(Lines of data)
^^^^

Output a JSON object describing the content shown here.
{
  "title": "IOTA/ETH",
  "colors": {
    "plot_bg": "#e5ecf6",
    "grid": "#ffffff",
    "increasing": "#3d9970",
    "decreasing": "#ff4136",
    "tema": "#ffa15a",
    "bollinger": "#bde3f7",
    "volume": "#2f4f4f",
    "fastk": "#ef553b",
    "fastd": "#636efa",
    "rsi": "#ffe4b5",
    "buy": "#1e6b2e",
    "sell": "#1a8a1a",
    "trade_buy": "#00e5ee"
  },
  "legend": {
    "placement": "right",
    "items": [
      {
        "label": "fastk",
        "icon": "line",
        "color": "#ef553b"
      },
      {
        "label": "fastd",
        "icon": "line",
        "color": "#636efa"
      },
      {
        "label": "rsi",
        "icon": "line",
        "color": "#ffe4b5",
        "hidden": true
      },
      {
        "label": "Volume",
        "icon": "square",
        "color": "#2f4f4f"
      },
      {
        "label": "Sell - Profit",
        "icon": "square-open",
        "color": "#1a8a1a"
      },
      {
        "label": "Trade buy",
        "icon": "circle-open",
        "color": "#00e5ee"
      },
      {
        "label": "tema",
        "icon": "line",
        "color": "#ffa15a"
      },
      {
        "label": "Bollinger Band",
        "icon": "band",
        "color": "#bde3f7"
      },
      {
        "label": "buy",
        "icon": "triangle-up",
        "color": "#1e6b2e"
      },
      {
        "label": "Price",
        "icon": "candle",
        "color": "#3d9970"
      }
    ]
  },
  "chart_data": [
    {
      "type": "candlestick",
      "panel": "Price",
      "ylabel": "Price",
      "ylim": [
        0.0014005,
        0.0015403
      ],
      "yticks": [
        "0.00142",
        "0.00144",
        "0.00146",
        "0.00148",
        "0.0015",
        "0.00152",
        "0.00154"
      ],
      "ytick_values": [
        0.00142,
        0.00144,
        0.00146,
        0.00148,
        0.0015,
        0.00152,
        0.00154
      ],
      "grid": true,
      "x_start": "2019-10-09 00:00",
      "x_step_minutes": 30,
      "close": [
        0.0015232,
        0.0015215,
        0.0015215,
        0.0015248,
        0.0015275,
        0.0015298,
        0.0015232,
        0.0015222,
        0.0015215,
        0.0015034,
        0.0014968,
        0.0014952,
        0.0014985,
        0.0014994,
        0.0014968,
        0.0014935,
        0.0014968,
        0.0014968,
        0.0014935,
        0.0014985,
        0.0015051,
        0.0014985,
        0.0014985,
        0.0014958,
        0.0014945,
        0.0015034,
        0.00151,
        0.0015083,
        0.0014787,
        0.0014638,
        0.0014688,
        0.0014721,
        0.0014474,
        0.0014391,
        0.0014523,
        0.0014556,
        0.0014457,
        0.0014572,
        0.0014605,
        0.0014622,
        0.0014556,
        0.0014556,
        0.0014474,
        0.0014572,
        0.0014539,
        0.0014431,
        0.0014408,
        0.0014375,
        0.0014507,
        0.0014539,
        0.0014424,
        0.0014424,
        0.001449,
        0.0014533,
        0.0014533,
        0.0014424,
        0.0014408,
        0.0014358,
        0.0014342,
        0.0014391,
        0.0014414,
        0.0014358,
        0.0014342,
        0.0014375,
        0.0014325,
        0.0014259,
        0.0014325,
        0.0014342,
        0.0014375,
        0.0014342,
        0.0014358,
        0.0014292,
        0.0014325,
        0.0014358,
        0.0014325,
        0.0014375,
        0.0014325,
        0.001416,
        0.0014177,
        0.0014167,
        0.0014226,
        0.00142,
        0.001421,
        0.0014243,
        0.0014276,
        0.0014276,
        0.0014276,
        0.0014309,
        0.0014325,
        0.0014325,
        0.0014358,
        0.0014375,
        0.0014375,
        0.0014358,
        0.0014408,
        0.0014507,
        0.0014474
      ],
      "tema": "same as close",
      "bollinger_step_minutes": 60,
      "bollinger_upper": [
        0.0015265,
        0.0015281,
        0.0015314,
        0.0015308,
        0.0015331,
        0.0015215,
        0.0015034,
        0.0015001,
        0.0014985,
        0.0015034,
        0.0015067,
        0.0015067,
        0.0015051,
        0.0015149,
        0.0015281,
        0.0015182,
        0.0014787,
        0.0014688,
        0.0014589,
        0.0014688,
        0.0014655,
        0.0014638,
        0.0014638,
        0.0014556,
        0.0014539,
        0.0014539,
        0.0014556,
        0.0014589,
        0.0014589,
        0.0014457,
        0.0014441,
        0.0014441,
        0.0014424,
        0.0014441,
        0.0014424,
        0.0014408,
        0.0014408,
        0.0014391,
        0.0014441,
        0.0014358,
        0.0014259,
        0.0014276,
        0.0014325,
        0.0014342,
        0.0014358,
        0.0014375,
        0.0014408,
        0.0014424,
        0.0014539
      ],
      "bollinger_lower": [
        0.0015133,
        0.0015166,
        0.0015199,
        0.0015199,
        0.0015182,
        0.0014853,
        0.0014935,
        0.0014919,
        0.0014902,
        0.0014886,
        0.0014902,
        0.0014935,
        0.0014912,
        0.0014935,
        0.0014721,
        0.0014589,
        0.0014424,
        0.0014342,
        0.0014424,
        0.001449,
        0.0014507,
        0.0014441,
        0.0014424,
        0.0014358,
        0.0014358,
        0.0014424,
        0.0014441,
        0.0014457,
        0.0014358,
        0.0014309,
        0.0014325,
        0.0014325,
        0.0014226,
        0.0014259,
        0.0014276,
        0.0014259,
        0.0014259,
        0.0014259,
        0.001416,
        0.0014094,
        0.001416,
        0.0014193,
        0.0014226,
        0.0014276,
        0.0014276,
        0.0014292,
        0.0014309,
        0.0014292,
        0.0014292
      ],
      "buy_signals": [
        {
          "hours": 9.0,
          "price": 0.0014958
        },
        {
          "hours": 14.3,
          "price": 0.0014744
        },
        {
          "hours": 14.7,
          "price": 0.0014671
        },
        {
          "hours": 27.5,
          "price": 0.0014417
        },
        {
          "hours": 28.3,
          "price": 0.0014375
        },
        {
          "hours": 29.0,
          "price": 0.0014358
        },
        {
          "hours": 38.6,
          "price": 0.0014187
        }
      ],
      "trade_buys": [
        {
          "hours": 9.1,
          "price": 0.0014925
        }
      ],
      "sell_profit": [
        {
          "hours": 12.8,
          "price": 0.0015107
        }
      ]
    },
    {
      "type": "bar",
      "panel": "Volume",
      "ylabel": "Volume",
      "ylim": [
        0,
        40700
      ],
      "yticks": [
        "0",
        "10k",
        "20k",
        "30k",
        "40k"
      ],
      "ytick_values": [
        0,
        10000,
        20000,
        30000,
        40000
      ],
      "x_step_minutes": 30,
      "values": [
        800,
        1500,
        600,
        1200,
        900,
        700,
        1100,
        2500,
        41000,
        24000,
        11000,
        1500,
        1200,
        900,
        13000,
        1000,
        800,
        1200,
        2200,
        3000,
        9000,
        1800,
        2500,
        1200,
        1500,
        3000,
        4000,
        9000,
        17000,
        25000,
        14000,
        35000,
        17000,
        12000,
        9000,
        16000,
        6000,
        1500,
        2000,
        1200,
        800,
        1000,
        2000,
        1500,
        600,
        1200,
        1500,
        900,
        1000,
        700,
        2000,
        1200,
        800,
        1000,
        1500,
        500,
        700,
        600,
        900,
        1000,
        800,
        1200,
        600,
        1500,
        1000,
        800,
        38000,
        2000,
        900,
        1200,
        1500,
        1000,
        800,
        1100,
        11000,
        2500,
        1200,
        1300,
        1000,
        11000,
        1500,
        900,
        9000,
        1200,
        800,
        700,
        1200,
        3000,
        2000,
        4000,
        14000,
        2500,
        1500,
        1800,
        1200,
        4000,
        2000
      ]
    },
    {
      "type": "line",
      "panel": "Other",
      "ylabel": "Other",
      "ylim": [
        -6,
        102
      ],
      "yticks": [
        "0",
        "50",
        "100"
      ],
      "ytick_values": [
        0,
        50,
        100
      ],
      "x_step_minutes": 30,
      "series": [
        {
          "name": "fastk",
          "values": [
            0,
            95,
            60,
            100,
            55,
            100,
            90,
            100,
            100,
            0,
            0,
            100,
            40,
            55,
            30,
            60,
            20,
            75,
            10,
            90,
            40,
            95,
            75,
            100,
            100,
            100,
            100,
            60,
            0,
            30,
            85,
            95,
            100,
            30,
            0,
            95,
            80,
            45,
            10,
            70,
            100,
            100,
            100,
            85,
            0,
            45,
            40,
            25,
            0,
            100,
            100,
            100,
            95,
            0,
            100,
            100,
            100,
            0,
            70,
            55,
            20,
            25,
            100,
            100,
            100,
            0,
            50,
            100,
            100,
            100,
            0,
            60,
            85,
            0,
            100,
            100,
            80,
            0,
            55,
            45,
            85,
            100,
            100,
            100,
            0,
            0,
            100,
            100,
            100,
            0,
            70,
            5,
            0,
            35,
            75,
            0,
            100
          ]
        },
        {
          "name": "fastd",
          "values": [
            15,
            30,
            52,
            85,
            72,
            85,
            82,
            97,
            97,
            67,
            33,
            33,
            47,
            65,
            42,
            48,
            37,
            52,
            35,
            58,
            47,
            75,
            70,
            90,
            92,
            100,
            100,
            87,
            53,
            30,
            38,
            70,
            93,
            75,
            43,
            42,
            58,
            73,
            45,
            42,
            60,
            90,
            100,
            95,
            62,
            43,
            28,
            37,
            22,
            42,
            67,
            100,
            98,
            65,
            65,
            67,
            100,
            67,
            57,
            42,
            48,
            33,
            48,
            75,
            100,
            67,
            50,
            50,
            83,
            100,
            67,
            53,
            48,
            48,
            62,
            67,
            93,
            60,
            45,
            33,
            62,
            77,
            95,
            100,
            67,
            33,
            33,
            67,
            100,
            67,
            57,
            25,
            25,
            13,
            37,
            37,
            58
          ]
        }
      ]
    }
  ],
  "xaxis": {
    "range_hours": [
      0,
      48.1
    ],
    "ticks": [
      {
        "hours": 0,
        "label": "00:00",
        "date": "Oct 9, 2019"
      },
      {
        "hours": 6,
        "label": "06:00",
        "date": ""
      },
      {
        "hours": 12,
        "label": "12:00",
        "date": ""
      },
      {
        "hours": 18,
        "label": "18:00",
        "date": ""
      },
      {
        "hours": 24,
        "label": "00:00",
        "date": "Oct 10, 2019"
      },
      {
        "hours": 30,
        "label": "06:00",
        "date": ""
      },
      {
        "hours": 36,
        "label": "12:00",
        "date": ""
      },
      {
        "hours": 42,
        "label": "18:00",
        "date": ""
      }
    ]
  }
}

^^^^

_Task directions:_
For the listing above, identify each line bearing "icon".

_Result of the task:_
        "icon": "line",
        "icon": "line",
        "icon": "line",
        "icon": "square",
        "icon": "square-open",
        "icon": "circle-open",
        "icon": "line",
        "icon": "band",
        "icon": "triangle-up",
        "icon": "candle",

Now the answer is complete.